WORK INSTRUCTIONS:
Below is the data. Give it again, complete and exact.

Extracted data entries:
+++++

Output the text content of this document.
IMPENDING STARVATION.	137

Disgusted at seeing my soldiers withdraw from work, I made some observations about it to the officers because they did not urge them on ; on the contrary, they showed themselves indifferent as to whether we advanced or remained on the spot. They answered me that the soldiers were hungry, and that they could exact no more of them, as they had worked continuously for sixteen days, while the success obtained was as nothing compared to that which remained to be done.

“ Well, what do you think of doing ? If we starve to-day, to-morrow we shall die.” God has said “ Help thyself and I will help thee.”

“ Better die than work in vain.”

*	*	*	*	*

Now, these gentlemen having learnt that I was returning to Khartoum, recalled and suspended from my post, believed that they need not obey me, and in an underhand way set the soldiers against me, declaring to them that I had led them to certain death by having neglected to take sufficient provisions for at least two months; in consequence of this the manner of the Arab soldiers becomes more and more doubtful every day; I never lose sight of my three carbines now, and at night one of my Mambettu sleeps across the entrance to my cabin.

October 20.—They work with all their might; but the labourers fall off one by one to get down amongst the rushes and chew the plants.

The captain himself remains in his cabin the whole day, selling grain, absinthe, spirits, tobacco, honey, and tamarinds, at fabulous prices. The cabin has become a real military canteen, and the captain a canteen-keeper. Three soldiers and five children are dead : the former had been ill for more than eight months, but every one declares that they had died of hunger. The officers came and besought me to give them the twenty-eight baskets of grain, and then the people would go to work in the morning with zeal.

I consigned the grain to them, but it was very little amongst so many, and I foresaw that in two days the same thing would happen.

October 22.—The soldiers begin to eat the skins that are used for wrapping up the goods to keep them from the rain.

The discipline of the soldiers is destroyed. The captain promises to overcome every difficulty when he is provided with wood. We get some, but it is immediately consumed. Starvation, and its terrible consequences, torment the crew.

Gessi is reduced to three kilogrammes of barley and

+++++

RESULT:
Output the text content of this document.
IMPENDING STARVATION.	137

Disgusted at seeing my soldiers withdraw from work, I made some observations about it to the officers because they did not urge them on ; on the contrary, they showed themselves indifferent as to whether we advanced or remained on the spot. They answered me that the soldiers were hungry, and that they could exact no more of them, as they had worked continuously for sixteen days, while the success obtained was as nothing compared to that which remained to be done.

“ Well, what do you think of doing ? If we starve to-day, to-morrow we shall die.” God has said “ Help thyself and I will help thee.”

“ Better die than work in vain.”

*	*	*	*	*

Now, these gentlemen having learnt that I was returning to Khartoum, recalled and suspended from my post, believed that they need not obey me, and in an underhand way set the soldiers against me, declaring to them that I had led them to certain death by having neglected to take sufficient provisions for at least two months; in consequence of this the manner of the Arab soldiers becomes more and more doubtful every day; I never lose sight of my three carbines now, and at night one of my Mambettu sleeps across the entrance to my cabin.

October 20.—They work with all their might; but the labourers fall off one by one to get down amongst the rushes and chew the plants.

The captain himself remains in his cabin the whole day, selling grain, absinthe, spirits, tobacco, honey, and tamarinds, at fabulous prices. The cabin has become a real military canteen, and the captain a canteen-keeper. Three soldiers and five children are dead : the former had been ill for more than eight months, but every one declares that they had died of hunger. The officers came and besought me to give them the twenty-eight baskets of grain, and then the people would go to work in the morning with zeal.

I consigned the grain to them, but it was very little amongst so many, and I foresaw that in two days the same thing would happen.

October 22.—The soldiers begin to eat the skins that are used for wrapping up the goods to keep them from the rain.

The discipline of the soldiers is destroyed. The captain promises to overcome every difficulty when he is provided with wood. We get some, but it is immediately consumed. Starvation, and its terrible consequences, torment the crew.

Gessi is reduced to three kilogrammes of barley and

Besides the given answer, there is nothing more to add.